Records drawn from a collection
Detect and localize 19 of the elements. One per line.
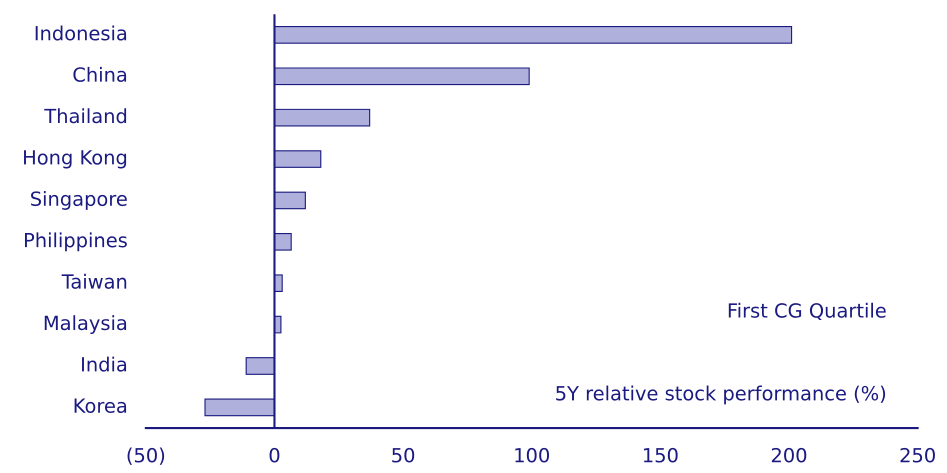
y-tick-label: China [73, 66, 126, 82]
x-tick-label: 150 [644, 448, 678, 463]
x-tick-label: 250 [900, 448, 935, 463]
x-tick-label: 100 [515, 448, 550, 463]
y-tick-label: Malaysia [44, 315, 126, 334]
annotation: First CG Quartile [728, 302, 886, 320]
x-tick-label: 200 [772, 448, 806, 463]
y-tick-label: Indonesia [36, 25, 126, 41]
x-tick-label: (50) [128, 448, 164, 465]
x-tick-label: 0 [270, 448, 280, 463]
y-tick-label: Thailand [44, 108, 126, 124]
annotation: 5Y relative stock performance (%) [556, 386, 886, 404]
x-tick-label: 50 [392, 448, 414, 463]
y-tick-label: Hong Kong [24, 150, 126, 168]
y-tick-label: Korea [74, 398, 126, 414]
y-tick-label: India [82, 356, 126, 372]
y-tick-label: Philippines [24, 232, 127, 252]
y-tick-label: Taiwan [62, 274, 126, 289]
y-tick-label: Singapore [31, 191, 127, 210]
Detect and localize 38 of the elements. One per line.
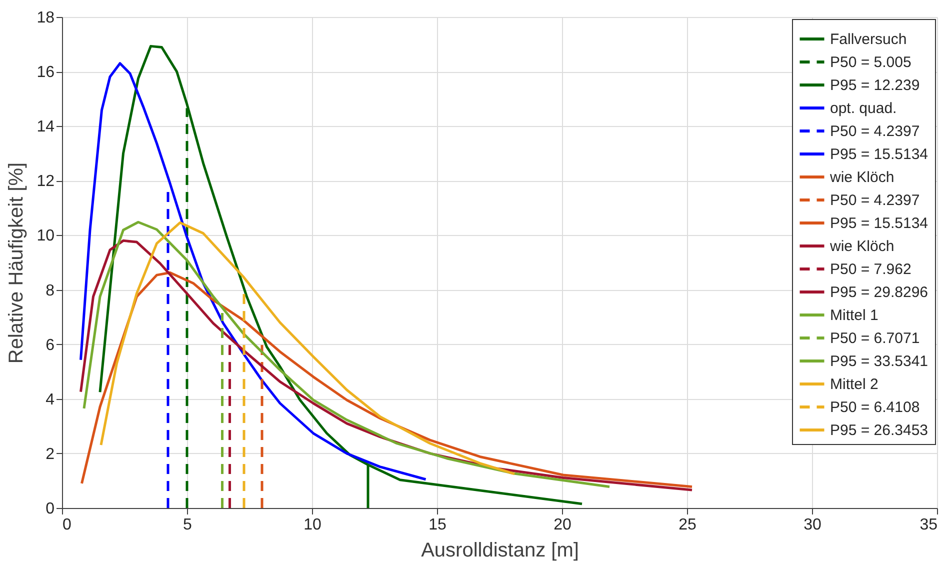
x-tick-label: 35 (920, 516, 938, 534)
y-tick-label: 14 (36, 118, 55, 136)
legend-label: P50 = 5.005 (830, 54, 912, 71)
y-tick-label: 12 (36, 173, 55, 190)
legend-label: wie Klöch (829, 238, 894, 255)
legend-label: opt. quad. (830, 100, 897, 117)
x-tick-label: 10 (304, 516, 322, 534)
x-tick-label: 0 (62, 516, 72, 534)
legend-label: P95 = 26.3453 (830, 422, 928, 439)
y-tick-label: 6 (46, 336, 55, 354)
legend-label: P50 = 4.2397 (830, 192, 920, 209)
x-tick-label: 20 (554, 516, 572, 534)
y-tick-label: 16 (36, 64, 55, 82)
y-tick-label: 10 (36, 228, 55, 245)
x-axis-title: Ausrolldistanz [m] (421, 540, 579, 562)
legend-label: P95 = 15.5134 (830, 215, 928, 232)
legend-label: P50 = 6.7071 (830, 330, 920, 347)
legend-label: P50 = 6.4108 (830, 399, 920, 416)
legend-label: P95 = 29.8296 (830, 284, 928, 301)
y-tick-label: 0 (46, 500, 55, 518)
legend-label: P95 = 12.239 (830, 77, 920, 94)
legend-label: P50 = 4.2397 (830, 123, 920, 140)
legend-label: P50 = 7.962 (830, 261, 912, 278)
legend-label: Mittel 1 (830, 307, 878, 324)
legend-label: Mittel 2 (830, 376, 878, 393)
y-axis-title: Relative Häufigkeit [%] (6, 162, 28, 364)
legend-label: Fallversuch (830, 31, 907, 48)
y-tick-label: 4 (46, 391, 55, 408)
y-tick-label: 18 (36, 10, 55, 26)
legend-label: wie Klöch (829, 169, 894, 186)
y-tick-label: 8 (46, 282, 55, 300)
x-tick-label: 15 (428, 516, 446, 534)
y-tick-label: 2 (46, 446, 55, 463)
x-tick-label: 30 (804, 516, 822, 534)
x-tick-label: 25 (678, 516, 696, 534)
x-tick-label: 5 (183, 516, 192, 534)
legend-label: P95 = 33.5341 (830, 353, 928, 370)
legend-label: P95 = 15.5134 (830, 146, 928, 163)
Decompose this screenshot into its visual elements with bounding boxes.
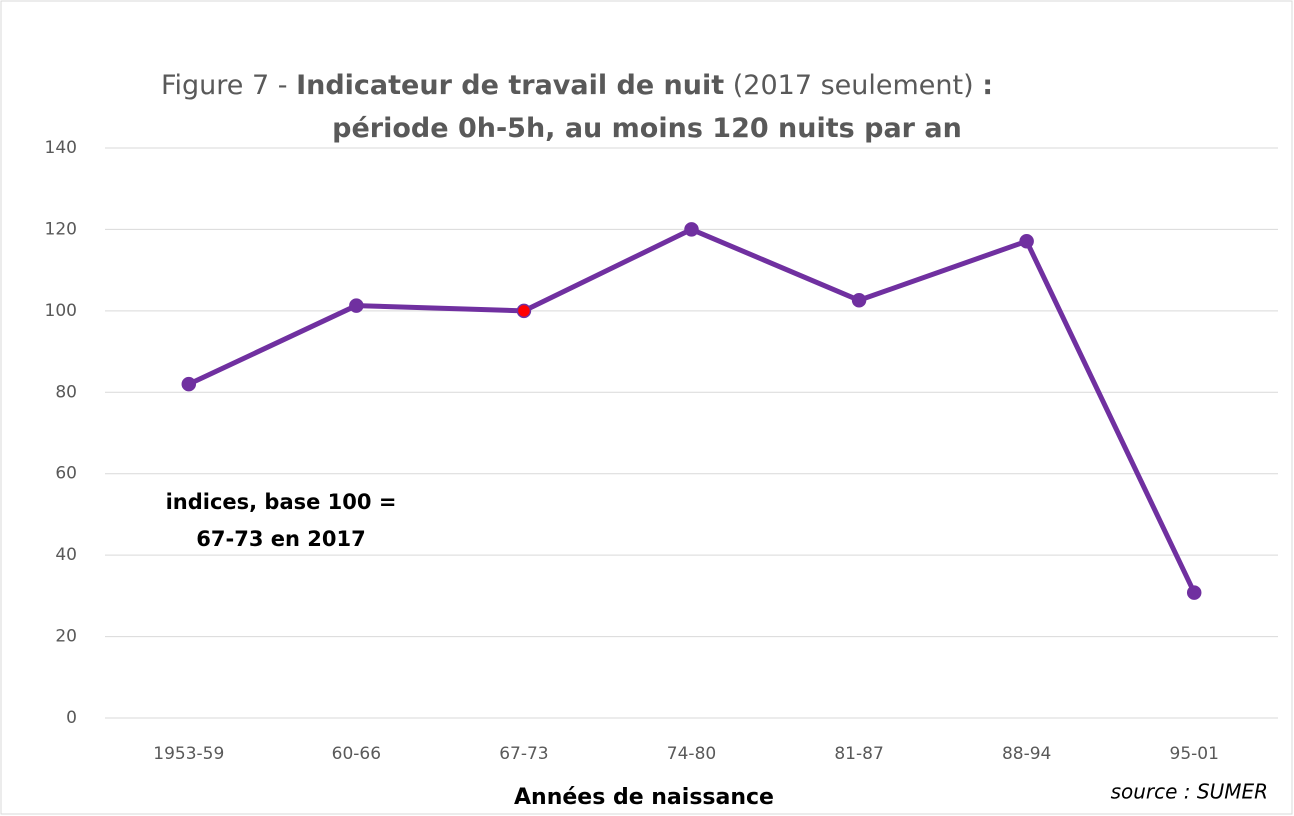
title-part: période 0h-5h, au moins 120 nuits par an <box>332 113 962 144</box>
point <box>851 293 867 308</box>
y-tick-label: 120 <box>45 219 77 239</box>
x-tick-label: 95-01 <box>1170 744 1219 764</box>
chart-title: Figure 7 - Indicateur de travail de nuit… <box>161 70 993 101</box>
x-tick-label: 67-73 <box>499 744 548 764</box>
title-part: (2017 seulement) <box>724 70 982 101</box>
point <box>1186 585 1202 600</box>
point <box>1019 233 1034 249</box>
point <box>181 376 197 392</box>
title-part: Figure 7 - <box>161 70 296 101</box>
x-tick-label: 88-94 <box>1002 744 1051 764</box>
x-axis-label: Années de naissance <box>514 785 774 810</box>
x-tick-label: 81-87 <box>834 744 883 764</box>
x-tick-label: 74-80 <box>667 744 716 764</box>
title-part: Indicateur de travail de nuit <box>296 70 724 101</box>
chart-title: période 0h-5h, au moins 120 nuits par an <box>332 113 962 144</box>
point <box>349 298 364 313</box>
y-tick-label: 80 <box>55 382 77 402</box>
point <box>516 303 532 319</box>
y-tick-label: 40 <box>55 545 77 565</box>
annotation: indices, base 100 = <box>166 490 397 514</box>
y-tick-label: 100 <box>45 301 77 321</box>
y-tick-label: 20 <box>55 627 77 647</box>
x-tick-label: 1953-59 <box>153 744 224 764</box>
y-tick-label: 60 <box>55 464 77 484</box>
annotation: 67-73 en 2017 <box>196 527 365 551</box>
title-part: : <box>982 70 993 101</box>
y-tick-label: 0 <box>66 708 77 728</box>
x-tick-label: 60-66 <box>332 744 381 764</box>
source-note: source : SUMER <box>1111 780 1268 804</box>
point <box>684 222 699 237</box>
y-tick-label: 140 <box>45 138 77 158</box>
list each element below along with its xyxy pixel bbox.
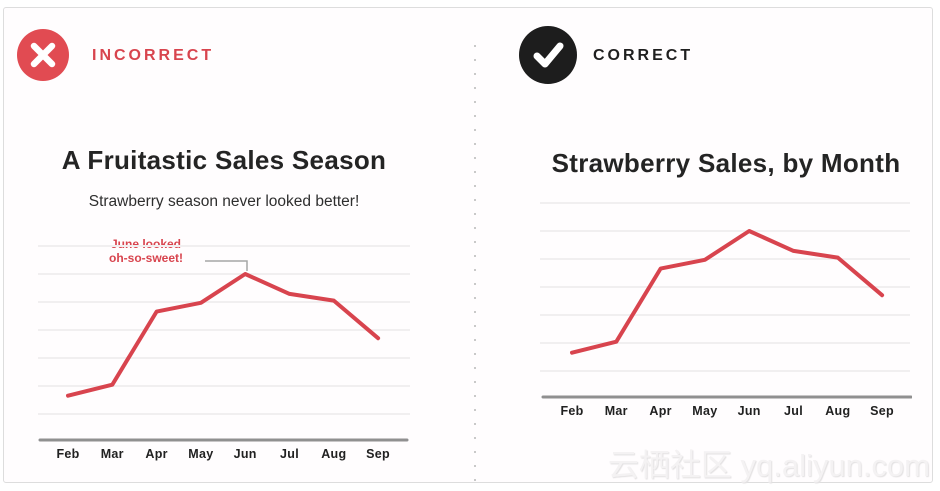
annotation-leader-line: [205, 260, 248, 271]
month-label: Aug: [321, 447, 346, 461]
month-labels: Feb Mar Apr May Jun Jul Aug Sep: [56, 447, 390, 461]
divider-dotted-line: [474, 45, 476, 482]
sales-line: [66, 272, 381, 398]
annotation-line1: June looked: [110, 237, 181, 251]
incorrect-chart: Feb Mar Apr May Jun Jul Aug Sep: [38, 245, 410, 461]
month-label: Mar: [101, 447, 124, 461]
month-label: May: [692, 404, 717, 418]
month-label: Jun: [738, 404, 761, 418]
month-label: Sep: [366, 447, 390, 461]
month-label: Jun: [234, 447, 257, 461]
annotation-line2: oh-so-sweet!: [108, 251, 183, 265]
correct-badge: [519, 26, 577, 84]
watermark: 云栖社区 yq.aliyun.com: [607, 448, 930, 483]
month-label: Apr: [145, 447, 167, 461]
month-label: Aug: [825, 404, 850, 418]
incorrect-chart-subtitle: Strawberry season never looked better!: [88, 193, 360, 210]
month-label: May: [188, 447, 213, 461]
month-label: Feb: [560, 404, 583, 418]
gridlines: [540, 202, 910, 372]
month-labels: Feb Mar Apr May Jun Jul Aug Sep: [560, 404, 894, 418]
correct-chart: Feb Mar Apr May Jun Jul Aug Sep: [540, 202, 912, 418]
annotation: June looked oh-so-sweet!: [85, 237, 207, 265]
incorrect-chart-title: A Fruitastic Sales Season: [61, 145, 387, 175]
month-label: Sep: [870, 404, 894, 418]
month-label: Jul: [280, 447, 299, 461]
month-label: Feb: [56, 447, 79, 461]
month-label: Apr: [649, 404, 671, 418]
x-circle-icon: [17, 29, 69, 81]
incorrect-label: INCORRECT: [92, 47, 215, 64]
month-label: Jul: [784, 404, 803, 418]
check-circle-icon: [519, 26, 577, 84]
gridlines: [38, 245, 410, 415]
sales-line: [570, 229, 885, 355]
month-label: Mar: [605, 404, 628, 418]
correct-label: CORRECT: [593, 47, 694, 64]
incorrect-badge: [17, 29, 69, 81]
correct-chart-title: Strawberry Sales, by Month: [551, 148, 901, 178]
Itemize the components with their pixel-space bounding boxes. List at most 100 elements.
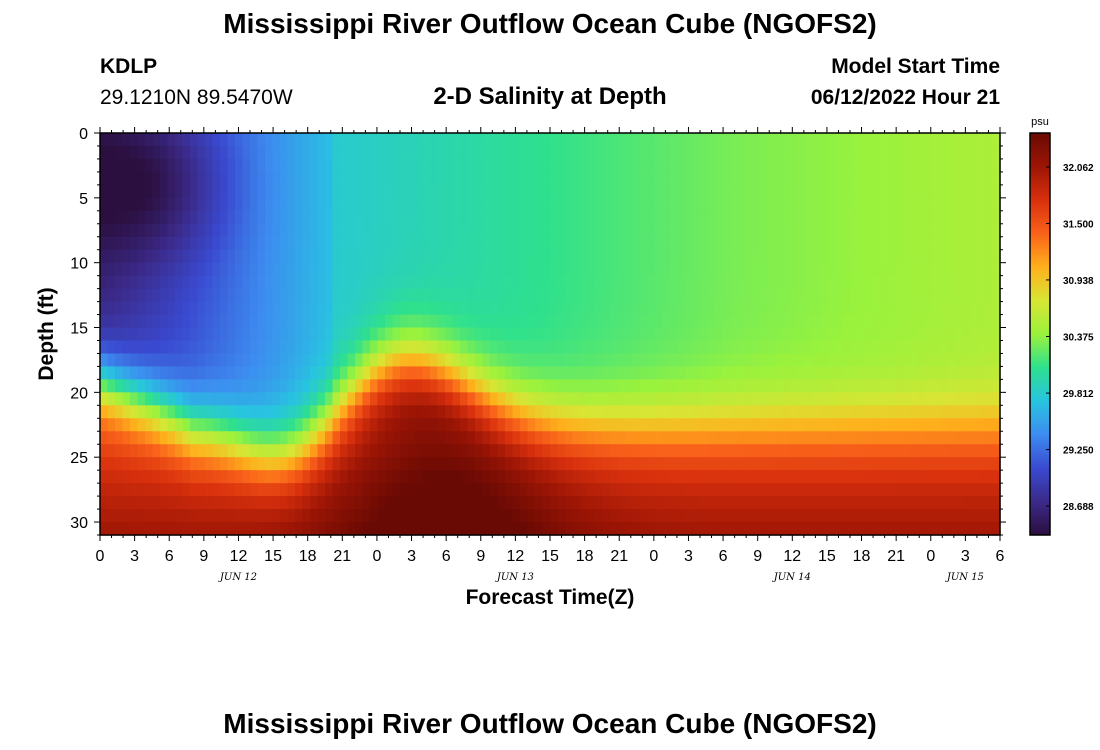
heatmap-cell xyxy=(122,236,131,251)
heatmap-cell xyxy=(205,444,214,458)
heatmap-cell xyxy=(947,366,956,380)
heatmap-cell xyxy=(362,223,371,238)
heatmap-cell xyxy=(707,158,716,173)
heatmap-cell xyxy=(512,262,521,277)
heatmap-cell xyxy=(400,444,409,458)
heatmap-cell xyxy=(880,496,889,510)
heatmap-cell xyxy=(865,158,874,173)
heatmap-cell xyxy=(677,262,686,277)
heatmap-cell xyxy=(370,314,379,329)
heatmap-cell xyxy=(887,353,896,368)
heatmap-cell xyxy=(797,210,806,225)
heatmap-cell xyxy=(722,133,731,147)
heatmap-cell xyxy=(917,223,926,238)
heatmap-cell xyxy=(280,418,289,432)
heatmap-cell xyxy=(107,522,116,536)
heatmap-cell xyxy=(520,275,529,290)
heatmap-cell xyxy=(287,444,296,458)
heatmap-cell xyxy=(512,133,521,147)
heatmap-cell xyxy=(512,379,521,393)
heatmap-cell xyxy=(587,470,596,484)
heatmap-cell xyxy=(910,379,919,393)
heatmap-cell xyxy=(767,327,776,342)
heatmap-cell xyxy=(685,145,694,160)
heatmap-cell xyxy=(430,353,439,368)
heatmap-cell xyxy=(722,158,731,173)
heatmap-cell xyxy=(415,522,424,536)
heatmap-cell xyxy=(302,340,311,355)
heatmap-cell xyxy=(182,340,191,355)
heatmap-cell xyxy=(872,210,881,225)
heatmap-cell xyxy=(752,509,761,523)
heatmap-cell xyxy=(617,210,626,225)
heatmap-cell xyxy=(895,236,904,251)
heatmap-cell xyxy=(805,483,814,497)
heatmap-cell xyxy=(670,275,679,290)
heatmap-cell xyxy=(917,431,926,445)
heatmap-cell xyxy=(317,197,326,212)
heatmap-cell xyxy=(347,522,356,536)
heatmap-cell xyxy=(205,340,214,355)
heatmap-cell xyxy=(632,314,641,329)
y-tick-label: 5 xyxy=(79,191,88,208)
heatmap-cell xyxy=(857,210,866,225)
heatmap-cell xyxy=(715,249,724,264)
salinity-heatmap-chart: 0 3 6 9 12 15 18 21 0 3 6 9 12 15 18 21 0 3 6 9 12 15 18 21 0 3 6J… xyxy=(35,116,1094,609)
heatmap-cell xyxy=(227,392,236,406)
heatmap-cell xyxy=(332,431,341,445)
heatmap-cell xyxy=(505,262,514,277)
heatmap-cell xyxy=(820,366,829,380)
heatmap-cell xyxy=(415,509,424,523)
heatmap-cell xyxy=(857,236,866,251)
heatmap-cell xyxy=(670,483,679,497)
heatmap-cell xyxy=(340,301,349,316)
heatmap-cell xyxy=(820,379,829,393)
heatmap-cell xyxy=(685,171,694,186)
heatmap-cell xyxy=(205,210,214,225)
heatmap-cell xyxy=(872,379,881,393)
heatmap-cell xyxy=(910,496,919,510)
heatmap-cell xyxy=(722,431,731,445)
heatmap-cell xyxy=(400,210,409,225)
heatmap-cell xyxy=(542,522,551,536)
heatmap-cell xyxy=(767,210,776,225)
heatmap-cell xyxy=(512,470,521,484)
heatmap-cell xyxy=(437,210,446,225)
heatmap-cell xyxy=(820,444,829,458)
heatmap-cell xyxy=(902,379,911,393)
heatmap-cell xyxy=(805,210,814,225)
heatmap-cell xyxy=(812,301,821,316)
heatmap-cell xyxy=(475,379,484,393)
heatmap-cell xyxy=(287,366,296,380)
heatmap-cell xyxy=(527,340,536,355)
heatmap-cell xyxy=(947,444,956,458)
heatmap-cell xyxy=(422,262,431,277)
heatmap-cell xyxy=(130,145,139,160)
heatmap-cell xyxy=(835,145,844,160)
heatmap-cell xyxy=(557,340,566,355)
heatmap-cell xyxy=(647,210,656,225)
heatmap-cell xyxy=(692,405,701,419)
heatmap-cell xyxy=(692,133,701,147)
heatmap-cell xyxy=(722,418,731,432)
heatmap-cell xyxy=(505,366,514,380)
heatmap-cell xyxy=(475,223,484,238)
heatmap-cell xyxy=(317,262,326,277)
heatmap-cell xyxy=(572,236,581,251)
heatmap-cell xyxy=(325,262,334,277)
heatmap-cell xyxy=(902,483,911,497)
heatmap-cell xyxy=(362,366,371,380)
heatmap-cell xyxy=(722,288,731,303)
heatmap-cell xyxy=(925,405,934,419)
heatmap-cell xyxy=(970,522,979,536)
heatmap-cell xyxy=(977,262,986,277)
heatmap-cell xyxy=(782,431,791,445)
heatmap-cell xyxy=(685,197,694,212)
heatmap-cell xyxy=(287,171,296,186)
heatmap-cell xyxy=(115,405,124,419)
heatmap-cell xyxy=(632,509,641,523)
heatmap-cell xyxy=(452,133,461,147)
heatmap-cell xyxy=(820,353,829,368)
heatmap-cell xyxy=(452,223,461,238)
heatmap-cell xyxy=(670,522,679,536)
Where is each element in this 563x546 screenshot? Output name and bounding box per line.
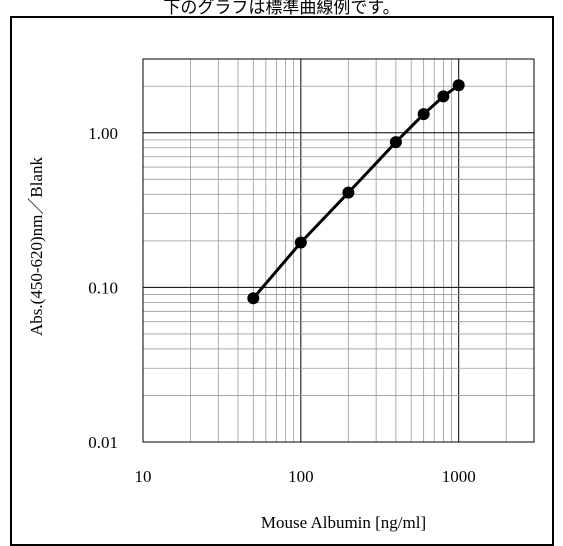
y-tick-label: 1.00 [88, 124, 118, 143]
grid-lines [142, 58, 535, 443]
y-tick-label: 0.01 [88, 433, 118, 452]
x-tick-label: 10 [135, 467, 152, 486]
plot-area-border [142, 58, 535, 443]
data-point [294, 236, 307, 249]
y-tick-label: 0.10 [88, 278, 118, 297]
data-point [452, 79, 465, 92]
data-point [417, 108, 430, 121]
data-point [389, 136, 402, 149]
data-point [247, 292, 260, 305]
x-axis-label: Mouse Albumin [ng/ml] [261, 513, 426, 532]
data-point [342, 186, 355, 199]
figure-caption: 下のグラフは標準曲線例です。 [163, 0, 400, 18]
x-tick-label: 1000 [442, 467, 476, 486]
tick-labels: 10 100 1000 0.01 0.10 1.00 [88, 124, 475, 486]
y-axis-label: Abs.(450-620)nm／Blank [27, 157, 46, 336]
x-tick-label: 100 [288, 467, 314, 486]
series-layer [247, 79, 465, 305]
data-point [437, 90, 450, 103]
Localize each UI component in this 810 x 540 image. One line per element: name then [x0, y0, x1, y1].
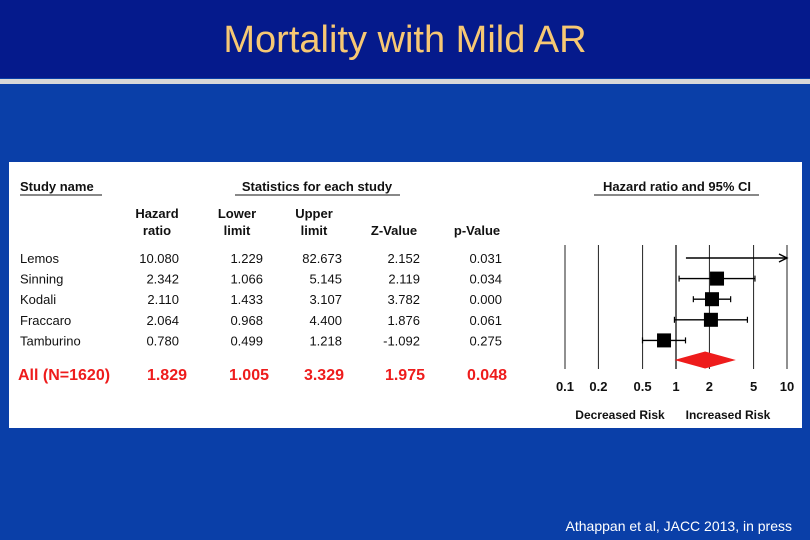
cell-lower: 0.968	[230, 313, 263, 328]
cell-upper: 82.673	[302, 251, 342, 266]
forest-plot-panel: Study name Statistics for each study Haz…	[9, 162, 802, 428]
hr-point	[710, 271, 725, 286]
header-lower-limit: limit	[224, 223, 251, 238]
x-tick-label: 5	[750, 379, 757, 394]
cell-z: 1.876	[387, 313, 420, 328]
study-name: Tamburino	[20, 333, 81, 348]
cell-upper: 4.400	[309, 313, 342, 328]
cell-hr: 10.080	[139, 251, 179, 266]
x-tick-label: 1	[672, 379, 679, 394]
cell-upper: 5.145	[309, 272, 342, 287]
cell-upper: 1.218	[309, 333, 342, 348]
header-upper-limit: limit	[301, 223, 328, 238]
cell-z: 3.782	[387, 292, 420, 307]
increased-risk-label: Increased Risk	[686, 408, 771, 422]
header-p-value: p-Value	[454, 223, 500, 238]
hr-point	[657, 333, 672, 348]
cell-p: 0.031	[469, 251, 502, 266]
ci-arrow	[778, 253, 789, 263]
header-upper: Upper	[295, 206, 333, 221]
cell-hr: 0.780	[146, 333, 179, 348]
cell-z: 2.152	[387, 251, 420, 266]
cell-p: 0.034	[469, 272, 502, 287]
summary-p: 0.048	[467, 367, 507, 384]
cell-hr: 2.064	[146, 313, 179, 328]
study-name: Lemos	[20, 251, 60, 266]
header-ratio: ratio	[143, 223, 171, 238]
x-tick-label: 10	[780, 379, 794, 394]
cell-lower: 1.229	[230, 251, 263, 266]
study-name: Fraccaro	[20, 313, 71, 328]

[GOAL]
Gather every line of the listing above that contains the string "moins", and copy each such line in full.

[EXERCISE RESPONSE]
title-part: période 0h-5h, au moins 120 nuits par an <box>332 113 962 144</box>
chart-title: période 0h-5h, au moins 120 nuits par an <box>332 113 962 144</box>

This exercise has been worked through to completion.